>>
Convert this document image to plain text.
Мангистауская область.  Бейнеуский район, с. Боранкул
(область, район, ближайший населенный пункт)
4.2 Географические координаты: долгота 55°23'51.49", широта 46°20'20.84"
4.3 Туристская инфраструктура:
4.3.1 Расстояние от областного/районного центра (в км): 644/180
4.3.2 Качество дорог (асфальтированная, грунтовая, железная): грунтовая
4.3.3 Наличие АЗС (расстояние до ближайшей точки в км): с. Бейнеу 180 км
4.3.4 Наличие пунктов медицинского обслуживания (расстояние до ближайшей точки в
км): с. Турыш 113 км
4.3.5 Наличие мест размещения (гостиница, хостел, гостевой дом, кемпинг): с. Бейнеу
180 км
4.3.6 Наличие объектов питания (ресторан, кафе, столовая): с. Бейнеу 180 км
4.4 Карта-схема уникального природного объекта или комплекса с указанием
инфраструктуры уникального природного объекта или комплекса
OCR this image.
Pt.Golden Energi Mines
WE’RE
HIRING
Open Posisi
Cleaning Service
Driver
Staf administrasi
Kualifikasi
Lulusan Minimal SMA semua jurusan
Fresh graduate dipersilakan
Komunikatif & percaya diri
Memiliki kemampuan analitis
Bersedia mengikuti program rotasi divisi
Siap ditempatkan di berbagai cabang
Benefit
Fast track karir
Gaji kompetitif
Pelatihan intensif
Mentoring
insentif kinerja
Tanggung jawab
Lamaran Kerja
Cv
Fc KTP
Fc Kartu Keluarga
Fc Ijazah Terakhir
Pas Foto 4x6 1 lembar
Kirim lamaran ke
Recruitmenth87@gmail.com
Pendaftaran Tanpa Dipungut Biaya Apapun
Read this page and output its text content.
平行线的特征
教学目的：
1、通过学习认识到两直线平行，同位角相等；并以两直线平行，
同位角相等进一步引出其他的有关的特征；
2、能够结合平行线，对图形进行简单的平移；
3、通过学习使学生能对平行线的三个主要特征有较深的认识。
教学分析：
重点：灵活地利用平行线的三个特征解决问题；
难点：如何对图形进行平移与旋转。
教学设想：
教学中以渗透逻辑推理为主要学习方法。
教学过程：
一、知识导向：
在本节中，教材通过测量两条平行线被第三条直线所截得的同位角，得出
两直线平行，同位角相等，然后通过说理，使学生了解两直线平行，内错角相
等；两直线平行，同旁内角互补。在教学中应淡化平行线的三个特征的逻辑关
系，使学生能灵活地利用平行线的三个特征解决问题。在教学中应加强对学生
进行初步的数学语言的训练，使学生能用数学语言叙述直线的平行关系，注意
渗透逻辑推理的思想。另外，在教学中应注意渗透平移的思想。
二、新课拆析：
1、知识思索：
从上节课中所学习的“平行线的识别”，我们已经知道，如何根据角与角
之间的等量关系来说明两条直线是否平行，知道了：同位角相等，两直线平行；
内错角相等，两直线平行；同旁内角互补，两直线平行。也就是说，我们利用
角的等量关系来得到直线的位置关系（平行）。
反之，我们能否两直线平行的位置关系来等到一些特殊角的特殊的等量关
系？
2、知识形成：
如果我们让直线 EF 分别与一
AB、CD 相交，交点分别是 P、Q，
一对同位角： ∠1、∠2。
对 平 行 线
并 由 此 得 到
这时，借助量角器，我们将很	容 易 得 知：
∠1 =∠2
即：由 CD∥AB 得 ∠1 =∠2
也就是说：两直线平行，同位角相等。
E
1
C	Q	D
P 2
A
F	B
<<
Retype exactly the lines from the one containing "OCR this image." through the last line of the records above, including both.

OCR this image.
Pt.Golden Energi Mines
WE’RE
HIRING
Open Posisi
Cleaning Service
Driver
Staf administrasi
Kualifikasi
Lulusan Minimal SMA semua jurusan
Fresh graduate dipersilakan
Komunikatif & percaya diri
Memiliki kemampuan analitis
Bersedia mengikuti program rotasi divisi
Siap ditempatkan di berbagai cabang
Benefit
Fast track karir
Gaji kompetitif
Pelatihan intensif
Mentoring
insentif kinerja
Tanggung jawab
Lamaran Kerja
Cv
Fc KTP
Fc Kartu Keluarga
Fc Ijazah Terakhir
Pas Foto 4x6 1 lembar
Kirim lamaran ke
Recruitmenth87@gmail.com
Pendaftaran Tanpa Dipungut Biaya Apapun
Read this page and output its text content.
平行线的特征
教学目的：
1、通过学习认识到两直线平行，同位角相等；并以两直线平行，
同位角相等进一步引出其他的有关的特征；
2、能够结合平行线，对图形进行简单的平移；
3、通过学习使学生能对平行线的三个主要特征有较深的认识。
教学分析：
重点：灵活地利用平行线的三个特征解决问题；
难点：如何对图形进行平移与旋转。
教学设想：
教学中以渗透逻辑推理为主要学习方法。
教学过程：
一、知识导向：
在本节中，教材通过测量两条平行线被第三条直线所截得的同位角，得出
两直线平行，同位角相等，然后通过说理，使学生了解两直线平行，内错角相
等；两直线平行，同旁内角互补。在教学中应淡化平行线的三个特征的逻辑关
系，使学生能灵活地利用平行线的三个特征解决问题。在教学中应加强对学生
进行初步的数学语言的训练，使学生能用数学语言叙述直线的平行关系，注意
渗透逻辑推理的思想。另外，在教学中应注意渗透平移的思想。
二、新课拆析：
1、知识思索：
从上节课中所学习的“平行线的识别”，我们已经知道，如何根据角与角
之间的等量关系来说明两条直线是否平行，知道了：同位角相等，两直线平行；
内错角相等，两直线平行；同旁内角互补，两直线平行。也就是说，我们利用
角的等量关系来得到直线的位置关系（平行）。
反之，我们能否两直线平行的位置关系来等到一些特殊角的特殊的等量关
系？
2、知识形成：
如果我们让直线 EF 分别与一
AB、CD 相交，交点分别是 P、Q，
一对同位角： ∠1、∠2。
对 平 行 线
并 由 此 得 到
这时，借助量角器，我们将很	容 易 得 知：
∠1 =∠2
即：由 CD∥AB 得 ∠1 =∠2
也就是说：两直线平行，同位角相等。
E
1
C	Q	D
P 2
A
F	B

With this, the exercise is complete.